[Stored data]
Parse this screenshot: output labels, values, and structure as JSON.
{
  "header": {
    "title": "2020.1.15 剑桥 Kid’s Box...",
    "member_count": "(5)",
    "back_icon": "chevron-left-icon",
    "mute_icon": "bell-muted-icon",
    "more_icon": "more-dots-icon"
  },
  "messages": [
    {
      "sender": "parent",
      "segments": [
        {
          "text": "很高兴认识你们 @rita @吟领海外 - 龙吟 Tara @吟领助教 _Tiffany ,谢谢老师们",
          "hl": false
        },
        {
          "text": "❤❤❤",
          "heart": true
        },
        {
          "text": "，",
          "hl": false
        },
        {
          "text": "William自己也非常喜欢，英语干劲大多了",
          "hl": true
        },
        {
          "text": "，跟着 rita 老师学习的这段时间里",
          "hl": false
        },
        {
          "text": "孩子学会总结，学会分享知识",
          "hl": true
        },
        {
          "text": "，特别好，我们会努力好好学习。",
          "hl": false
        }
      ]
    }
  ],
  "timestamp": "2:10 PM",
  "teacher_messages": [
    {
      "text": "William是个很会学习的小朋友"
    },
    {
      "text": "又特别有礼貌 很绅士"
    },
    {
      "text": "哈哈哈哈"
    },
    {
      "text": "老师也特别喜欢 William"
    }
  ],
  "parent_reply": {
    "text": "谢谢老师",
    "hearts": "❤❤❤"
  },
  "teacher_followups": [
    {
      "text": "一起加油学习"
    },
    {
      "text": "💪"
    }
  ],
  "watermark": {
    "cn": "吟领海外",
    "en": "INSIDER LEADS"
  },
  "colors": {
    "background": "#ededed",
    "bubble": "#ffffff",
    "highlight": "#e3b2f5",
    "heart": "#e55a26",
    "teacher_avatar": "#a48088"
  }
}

» What this task involves: Report only the count of lines that include the string "吟领海外".

» Written response: 2